### Exercise goal
Single out each line with the word "晓博JavaScript特效测试" and copy it.

### Data to process
—————
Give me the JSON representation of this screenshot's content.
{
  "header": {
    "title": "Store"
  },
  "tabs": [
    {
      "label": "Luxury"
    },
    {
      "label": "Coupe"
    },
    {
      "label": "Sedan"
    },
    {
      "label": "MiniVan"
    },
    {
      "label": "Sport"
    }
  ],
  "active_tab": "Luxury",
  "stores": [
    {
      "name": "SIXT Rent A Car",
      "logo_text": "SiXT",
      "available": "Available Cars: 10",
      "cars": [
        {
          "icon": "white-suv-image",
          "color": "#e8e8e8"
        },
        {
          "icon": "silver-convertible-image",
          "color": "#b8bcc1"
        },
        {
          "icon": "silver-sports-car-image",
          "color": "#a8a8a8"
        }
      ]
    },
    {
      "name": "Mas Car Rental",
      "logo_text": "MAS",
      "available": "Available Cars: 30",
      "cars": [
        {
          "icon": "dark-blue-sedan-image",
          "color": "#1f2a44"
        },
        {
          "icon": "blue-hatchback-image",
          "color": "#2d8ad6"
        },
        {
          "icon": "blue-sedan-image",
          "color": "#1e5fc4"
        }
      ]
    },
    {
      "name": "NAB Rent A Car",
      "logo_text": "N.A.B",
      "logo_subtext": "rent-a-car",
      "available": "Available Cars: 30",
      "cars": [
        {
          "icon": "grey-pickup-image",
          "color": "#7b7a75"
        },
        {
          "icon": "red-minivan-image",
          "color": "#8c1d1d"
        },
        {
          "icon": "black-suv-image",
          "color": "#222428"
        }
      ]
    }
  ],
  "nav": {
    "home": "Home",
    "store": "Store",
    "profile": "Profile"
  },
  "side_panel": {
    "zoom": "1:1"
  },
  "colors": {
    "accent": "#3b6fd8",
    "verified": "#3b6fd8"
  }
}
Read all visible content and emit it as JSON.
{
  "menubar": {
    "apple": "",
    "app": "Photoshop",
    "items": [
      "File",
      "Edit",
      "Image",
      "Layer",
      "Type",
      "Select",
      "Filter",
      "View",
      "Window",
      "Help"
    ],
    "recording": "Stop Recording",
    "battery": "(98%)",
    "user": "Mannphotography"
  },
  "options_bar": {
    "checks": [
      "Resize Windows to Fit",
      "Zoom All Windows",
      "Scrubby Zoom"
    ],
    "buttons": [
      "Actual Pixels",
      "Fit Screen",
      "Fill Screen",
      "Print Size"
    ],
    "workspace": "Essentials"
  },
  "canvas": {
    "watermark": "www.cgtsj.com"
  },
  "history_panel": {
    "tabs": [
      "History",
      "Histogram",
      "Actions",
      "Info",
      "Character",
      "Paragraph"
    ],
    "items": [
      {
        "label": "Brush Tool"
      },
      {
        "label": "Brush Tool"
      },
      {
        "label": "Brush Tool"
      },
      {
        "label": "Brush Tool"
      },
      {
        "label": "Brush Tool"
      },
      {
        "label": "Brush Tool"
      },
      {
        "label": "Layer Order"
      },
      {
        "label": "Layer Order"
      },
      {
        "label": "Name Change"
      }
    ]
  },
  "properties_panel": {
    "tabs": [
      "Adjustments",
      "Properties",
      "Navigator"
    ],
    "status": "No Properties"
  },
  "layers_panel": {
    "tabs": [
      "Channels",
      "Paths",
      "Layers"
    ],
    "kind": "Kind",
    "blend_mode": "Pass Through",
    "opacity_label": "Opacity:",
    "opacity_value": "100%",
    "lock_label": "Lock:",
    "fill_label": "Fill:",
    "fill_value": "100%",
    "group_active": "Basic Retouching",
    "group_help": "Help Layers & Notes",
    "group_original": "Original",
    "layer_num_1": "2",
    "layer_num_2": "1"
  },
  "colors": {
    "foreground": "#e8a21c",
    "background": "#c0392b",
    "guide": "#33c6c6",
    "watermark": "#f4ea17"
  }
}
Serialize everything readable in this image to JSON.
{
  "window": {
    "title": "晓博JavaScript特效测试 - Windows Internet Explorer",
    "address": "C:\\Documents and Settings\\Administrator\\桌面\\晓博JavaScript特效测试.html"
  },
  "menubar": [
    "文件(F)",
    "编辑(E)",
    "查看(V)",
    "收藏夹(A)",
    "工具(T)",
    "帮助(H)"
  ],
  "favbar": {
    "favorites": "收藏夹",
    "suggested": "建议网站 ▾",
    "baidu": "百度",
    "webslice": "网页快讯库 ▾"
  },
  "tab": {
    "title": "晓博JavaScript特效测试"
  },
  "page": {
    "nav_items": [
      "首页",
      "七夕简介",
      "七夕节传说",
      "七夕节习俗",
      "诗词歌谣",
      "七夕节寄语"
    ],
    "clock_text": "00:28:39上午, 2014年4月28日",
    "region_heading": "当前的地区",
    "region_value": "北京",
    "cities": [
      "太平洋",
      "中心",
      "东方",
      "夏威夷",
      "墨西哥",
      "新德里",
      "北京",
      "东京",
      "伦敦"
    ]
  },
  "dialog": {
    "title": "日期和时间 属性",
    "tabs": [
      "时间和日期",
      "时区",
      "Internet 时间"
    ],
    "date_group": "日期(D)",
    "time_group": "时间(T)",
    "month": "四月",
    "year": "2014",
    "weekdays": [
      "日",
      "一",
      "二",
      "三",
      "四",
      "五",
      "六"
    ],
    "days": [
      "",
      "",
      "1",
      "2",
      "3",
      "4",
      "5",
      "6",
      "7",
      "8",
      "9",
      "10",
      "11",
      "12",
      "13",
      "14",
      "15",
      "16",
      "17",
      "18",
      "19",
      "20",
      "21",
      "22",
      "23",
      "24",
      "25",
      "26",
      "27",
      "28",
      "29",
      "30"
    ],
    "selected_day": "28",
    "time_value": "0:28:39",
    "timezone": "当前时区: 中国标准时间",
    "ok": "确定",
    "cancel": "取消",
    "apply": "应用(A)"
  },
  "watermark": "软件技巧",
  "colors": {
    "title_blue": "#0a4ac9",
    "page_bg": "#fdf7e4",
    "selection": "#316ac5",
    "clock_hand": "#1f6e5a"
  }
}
—————
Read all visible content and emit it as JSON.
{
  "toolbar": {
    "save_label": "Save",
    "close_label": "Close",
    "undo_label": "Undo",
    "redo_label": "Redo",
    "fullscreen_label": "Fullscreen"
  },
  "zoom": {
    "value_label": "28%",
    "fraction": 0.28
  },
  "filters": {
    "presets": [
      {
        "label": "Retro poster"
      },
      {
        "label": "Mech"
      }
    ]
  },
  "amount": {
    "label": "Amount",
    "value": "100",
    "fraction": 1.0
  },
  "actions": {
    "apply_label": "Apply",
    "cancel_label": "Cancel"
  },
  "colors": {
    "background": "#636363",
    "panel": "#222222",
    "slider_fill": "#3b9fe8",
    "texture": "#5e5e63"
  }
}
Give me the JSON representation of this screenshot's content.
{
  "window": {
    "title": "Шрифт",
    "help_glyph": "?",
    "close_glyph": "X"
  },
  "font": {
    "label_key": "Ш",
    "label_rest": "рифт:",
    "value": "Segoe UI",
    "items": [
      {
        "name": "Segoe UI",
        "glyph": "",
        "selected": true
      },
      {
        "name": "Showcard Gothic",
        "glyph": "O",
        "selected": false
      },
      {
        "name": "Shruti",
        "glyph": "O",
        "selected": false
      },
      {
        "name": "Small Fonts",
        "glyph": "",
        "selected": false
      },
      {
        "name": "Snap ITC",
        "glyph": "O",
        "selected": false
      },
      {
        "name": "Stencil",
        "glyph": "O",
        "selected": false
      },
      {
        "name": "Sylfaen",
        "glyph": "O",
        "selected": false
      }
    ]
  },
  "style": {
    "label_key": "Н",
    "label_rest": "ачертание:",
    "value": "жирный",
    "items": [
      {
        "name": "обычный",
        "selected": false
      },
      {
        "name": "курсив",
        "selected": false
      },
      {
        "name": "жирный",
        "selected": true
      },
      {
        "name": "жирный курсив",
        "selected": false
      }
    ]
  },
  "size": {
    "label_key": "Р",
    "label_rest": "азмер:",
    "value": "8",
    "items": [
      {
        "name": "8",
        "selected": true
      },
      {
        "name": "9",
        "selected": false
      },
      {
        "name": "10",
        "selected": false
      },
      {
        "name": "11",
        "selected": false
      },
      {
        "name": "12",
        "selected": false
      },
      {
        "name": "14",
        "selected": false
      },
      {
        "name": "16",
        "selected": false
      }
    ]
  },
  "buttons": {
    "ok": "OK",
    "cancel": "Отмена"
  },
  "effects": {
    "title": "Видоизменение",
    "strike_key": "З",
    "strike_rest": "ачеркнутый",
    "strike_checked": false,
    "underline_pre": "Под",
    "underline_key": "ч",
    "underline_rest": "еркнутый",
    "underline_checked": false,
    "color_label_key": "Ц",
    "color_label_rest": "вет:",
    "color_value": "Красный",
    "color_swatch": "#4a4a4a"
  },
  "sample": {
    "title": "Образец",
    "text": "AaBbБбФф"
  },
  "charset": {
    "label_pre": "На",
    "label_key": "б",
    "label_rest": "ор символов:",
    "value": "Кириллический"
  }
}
—————
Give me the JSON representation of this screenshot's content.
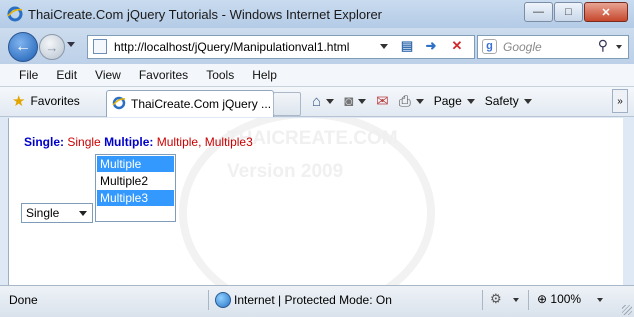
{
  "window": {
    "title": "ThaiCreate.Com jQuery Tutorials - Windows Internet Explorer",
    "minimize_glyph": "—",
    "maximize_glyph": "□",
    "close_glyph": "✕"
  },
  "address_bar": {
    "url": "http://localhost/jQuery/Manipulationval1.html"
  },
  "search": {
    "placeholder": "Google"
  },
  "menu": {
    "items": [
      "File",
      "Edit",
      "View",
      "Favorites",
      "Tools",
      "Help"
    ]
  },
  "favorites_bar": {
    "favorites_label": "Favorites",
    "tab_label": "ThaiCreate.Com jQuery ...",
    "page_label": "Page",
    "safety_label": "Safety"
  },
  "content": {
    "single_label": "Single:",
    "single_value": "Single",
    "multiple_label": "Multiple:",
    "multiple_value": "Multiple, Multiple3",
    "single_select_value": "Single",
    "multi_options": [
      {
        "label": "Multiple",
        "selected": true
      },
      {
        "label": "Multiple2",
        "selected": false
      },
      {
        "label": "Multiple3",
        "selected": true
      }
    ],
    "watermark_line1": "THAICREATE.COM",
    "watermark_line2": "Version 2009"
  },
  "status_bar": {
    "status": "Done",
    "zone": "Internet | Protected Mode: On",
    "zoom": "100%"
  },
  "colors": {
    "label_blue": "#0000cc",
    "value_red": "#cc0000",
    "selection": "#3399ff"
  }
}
—————
### The response
    "title": "晓博JavaScript特效测试 - Windows Internet Explorer",
    "address": "C:\\Documents and Settings\\Administrator\\桌面\\晓博JavaScript特效测试.html"
    "title": "晓博JavaScript特效测试"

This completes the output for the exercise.